Your task: Every line in the listing is to be echoed verbatim.

Data records
•••••

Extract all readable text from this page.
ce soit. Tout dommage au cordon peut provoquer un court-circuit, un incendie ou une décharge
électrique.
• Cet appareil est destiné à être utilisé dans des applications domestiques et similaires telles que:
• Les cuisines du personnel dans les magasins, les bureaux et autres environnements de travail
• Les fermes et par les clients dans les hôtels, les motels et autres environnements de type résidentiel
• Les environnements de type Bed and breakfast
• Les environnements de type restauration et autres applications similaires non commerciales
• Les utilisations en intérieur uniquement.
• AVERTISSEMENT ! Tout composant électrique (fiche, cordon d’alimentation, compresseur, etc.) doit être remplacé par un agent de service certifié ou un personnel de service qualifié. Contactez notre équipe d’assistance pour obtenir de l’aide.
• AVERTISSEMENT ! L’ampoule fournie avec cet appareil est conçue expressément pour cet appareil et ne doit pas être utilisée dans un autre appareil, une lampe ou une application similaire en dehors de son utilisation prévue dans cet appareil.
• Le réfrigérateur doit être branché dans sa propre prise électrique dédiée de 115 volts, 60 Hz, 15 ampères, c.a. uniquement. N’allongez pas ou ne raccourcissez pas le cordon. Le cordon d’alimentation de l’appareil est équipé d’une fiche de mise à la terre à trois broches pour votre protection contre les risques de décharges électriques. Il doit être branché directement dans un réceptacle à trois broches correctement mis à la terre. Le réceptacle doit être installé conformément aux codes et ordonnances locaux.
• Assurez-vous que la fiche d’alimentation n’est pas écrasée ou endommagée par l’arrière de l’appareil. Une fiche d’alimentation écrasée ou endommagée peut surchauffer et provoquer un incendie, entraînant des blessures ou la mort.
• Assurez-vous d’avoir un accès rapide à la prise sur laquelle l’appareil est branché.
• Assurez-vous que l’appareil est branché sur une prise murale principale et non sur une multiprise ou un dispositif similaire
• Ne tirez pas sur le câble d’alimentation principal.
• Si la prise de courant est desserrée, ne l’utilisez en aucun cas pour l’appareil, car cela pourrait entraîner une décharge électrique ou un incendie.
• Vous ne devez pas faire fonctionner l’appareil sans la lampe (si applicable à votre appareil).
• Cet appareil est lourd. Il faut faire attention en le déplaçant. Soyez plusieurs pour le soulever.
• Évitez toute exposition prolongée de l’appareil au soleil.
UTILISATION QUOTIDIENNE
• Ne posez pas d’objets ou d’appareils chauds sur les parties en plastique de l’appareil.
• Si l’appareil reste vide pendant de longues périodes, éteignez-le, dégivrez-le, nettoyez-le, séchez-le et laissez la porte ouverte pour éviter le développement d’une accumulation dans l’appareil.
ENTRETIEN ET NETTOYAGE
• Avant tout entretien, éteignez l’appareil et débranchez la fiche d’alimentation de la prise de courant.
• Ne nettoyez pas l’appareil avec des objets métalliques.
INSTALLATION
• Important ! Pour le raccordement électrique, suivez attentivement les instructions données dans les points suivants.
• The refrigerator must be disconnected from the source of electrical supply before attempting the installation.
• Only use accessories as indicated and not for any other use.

•••••

Worked answer:
Extract all readable text from this page.
ce soit. Tout dommage au cordon peut provoquer un court-circuit, un incendie ou une décharge
électrique.
• Cet appareil est destiné à être utilisé dans des applications domestiques et similaires telles que:
• Les cuisines du personnel dans les magasins, les bureaux et autres environnements de travail
• Les fermes et par les clients dans les hôtels, les motels et autres environnements de type résidentiel
• Les environnements de type Bed and breakfast
• Les environnements de type restauration et autres applications similaires non commerciales
• Les utilisations en intérieur uniquement.
• AVERTISSEMENT ! Tout composant électrique (fiche, cordon d’alimentation, compresseur, etc.) doit être remplacé par un agent de service certifié ou un personnel de service qualifié. Contactez notre équipe d’assistance pour obtenir de l’aide.
• AVERTISSEMENT ! L’ampoule fournie avec cet appareil est conçue expressément pour cet appareil et ne doit pas être utilisée dans un autre appareil, une lampe ou une application similaire en dehors de son utilisation prévue dans cet appareil.
• Le réfrigérateur doit être branché dans sa propre prise électrique dédiée de 115 volts, 60 Hz, 15 ampères, c.a. uniquement. N’allongez pas ou ne raccourcissez pas le cordon. Le cordon d’alimentation de l’appareil est équipé d’une fiche de mise à la terre à trois broches pour votre protection contre les risques de décharges électriques. Il doit être branché directement dans un réceptacle à trois broches correctement mis à la terre. Le réceptacle doit être installé conformément aux codes et ordonnances locaux.
• Assurez-vous que la fiche d’alimentation n’est pas écrasée ou endommagée par l’arrière de l’appareil. Une fiche d’alimentation écrasée ou endommagée peut surchauffer et provoquer un incendie, entraînant des blessures ou la mort.
• Assurez-vous d’avoir un accès rapide à la prise sur laquelle l’appareil est branché.
• Assurez-vous que l’appareil est branché sur une prise murale principale et non sur une multiprise ou un dispositif similaire
• Ne tirez pas sur le câble d’alimentation principal.
• Si la prise de courant est desserrée, ne l’utilisez en aucun cas pour l’appareil, car cela pourrait entraîner une décharge électrique ou un incendie.
• Vous ne devez pas faire fonctionner l’appareil sans la lampe (si applicable à votre appareil).
• Cet appareil est lourd. Il faut faire attention en le déplaçant. Soyez plusieurs pour le soulever.
• Évitez toute exposition prolongée de l’appareil au soleil.
UTILISATION QUOTIDIENNE
• Ne posez pas d’objets ou d’appareils chauds sur les parties en plastique de l’appareil.
• Si l’appareil reste vide pendant de longues périodes, éteignez-le, dégivrez-le, nettoyez-le, séchez-le et laissez la porte ouverte pour éviter le développement d’une accumulation dans l’appareil.
ENTRETIEN ET NETTOYAGE
• Avant tout entretien, éteignez l’appareil et débranchez la fiche d’alimentation de la prise de courant.
• Ne nettoyez pas l’appareil avec des objets métalliques.
INSTALLATION
• Important ! Pour le raccordement électrique, suivez attentivement les instructions données dans les points suivants.
• The refrigerator must be disconnected from the source of electrical supply before attempting the installation.
• Only use accessories as indicated and not for any other use.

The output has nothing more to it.